[TASK]: Locate each line containing the string "with" and copy it out.
----
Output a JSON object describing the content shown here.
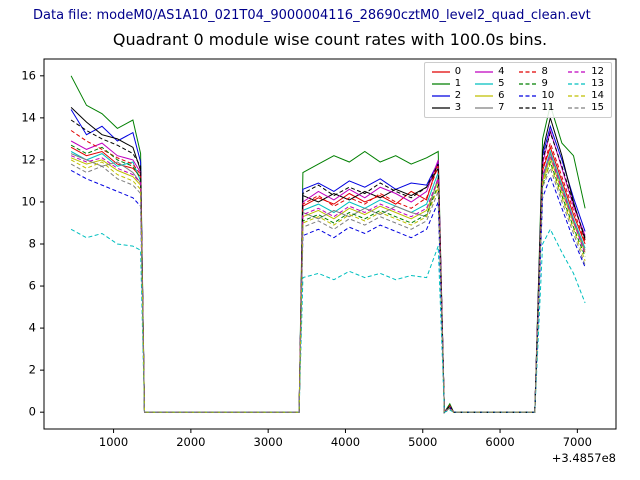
{
  "header": {
    "data_file_label": "Data file: modeM0/AS1A10_021T04_9000004116_28690cztM0_level2_quad_clean.evt"
  },
  "title": "Quadrant 0 module wise count rates with 100.0s bins.",
  "axis": {
    "x_offset_label": "+3.4857e8",
    "xticks": [
      1000,
      2000,
      3000,
      4000,
      5000,
      6000,
      7000
    ],
    "yticks": [
      0,
      2,
      4,
      6,
      8,
      10,
      12,
      14,
      16
    ],
    "xlim": [
      100,
      7500
    ],
    "ylim": [
      -0.8,
      16.8
    ]
  },
  "chart_data": {
    "type": "line",
    "title": "Quadrant 0 module wise count rates with 100.0s bins.",
    "xlabel": "",
    "ylabel": "",
    "x_axis_offset": "+3.4857e8",
    "grid": false,
    "legend_position": "upper right",
    "x": [
      450,
      650,
      850,
      1050,
      1250,
      1350,
      1400,
      3400,
      3450,
      3650,
      3850,
      4050,
      4250,
      4450,
      4650,
      4850,
      5050,
      5200,
      5280,
      5350,
      5400,
      6450,
      6550,
      6650,
      6800,
      6950,
      7100
    ],
    "series": [
      {
        "name": "0",
        "color": "#e00000",
        "dashed": false,
        "values": [
          12.6,
          12.2,
          12.4,
          11.8,
          11.6,
          11.2,
          0,
          0,
          9.8,
          10.2,
          9.9,
          10.4,
          10.0,
          10.3,
          9.9,
          10.5,
          10.1,
          11.9,
          0,
          0.3,
          0,
          0,
          11.5,
          12.6,
          11.0,
          9.4,
          8.0
        ]
      },
      {
        "name": "1",
        "color": "#007f00",
        "dashed": false,
        "values": [
          16.0,
          14.6,
          14.2,
          13.5,
          13.9,
          12.3,
          0,
          0,
          11.4,
          11.8,
          12.2,
          11.9,
          12.4,
          11.9,
          12.2,
          11.8,
          12.1,
          12.4,
          0,
          0.4,
          0,
          0,
          13.0,
          14.6,
          12.8,
          12.2,
          9.7
        ]
      },
      {
        "name": "2",
        "color": "#0000e0",
        "dashed": false,
        "values": [
          14.4,
          13.2,
          13.6,
          12.9,
          13.3,
          11.9,
          0,
          0,
          10.6,
          10.9,
          10.5,
          11.0,
          10.7,
          11.1,
          10.6,
          10.9,
          10.8,
          11.9,
          0,
          0.3,
          0,
          0,
          12.2,
          13.6,
          12.0,
          10.2,
          8.6
        ]
      },
      {
        "name": "3",
        "color": "#000000",
        "dashed": false,
        "values": [
          14.5,
          13.8,
          13.2,
          13.0,
          12.6,
          11.5,
          0,
          0,
          10.3,
          10.0,
          10.4,
          10.1,
          10.5,
          10.2,
          10.6,
          10.3,
          10.7,
          11.6,
          0,
          0.3,
          0,
          0,
          12.4,
          14.0,
          12.2,
          10.0,
          8.2
        ]
      },
      {
        "name": "4",
        "color": "#bf00bf",
        "dashed": false,
        "values": [
          12.9,
          12.5,
          12.8,
          12.2,
          12.0,
          11.4,
          0,
          0,
          10.0,
          10.5,
          10.1,
          10.6,
          10.2,
          10.7,
          10.4,
          10.0,
          10.5,
          12.0,
          0,
          0.3,
          0,
          0,
          11.8,
          13.4,
          11.6,
          9.8,
          8.4
        ]
      },
      {
        "name": "5",
        "color": "#00bfbf",
        "dashed": false,
        "values": [
          12.4,
          12.0,
          12.3,
          11.7,
          11.9,
          11.0,
          0,
          0,
          9.6,
          9.9,
          9.5,
          10.0,
          9.7,
          10.1,
          9.8,
          9.5,
          9.9,
          11.4,
          0,
          0.2,
          0,
          0,
          11.2,
          12.4,
          10.8,
          9.2,
          7.8
        ]
      },
      {
        "name": "6",
        "color": "#bfbf00",
        "dashed": false,
        "values": [
          12.1,
          11.8,
          12.0,
          11.5,
          11.2,
          10.8,
          0,
          0,
          9.3,
          9.6,
          9.2,
          9.7,
          9.4,
          9.8,
          9.5,
          9.2,
          9.6,
          11.0,
          0,
          0.2,
          0,
          0,
          11.0,
          12.1,
          10.5,
          9.0,
          7.6
        ]
      },
      {
        "name": "7",
        "color": "#7f7f7f",
        "dashed": false,
        "values": [
          12.3,
          12.0,
          11.7,
          11.9,
          11.4,
          10.9,
          0,
          0,
          9.5,
          9.2,
          9.6,
          9.3,
          9.7,
          9.4,
          9.8,
          9.5,
          9.3,
          11.2,
          0,
          0.2,
          0,
          0,
          11.1,
          12.3,
          10.7,
          9.1,
          7.7
        ]
      },
      {
        "name": "8",
        "color": "#e00000",
        "dashed": true,
        "values": [
          13.4,
          12.9,
          12.5,
          12.1,
          11.8,
          11.3,
          0,
          0,
          9.9,
          10.3,
          9.8,
          10.2,
          9.9,
          10.4,
          10.0,
          9.7,
          10.2,
          11.7,
          0,
          0.3,
          0,
          0,
          11.6,
          12.8,
          11.2,
          9.6,
          8.1
        ]
      },
      {
        "name": "9",
        "color": "#007f00",
        "dashed": true,
        "values": [
          12.7,
          12.3,
          12.6,
          12.0,
          11.7,
          11.1,
          0,
          0,
          9.1,
          9.4,
          9.0,
          9.5,
          9.2,
          9.6,
          9.3,
          9.0,
          9.4,
          10.8,
          0,
          0.2,
          0,
          0,
          10.8,
          11.9,
          10.3,
          8.8,
          7.4
        ]
      },
      {
        "name": "10",
        "color": "#0000e0",
        "dashed": true,
        "values": [
          11.5,
          11.1,
          10.8,
          10.5,
          10.2,
          9.8,
          0,
          0,
          8.4,
          8.7,
          8.3,
          8.8,
          8.5,
          8.9,
          8.6,
          8.3,
          8.7,
          10.0,
          0,
          0.2,
          0,
          0,
          10.2,
          11.2,
          9.7,
          8.2,
          6.9
        ]
      },
      {
        "name": "11",
        "color": "#000000",
        "dashed": true,
        "values": [
          13.9,
          13.4,
          13.0,
          12.7,
          12.3,
          11.7,
          0,
          0,
          10.4,
          10.8,
          10.3,
          10.7,
          10.4,
          10.9,
          10.5,
          10.2,
          10.7,
          11.8,
          0,
          0.3,
          0,
          0,
          12.0,
          13.3,
          11.7,
          9.9,
          8.3
        ]
      },
      {
        "name": "12",
        "color": "#bf00bf",
        "dashed": true,
        "values": [
          12.2,
          11.9,
          12.1,
          11.6,
          11.3,
          10.9,
          0,
          0,
          9.4,
          9.7,
          9.3,
          9.8,
          9.5,
          9.9,
          9.6,
          9.3,
          9.7,
          11.1,
          0,
          0.2,
          0,
          0,
          11.3,
          12.2,
          10.6,
          9.1,
          7.5
        ]
      },
      {
        "name": "13",
        "color": "#00bfbf",
        "dashed": true,
        "values": [
          8.7,
          8.3,
          8.5,
          8.0,
          7.9,
          7.7,
          0,
          0,
          6.4,
          6.6,
          6.3,
          6.7,
          6.4,
          6.6,
          6.3,
          6.5,
          6.4,
          7.9,
          0,
          0.1,
          0,
          0,
          8.0,
          8.7,
          7.6,
          6.6,
          5.2
        ]
      },
      {
        "name": "14",
        "color": "#bfbf00",
        "dashed": true,
        "values": [
          12.0,
          11.6,
          11.9,
          11.3,
          11.0,
          10.6,
          0,
          0,
          9.0,
          9.3,
          8.9,
          9.4,
          9.1,
          9.5,
          9.2,
          8.9,
          9.3,
          10.7,
          0,
          0.2,
          0,
          0,
          10.9,
          11.8,
          10.2,
          8.7,
          7.2
        ]
      },
      {
        "name": "15",
        "color": "#7f7f7f",
        "dashed": true,
        "values": [
          11.8,
          11.4,
          11.7,
          11.1,
          10.8,
          10.4,
          0,
          0,
          8.8,
          9.1,
          8.7,
          9.2,
          8.9,
          9.3,
          9.0,
          8.7,
          9.1,
          10.5,
          0,
          0.2,
          0,
          0,
          10.7,
          11.6,
          10.0,
          8.5,
          7.0
        ]
      }
    ]
  }
}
----
[COMPLETE ANSWER]:
  "title": "Quadrant 0 module wise count rates with 100.0s bins.",
    "title": "Quadrant 0 module wise count rates with 100.0s bins.",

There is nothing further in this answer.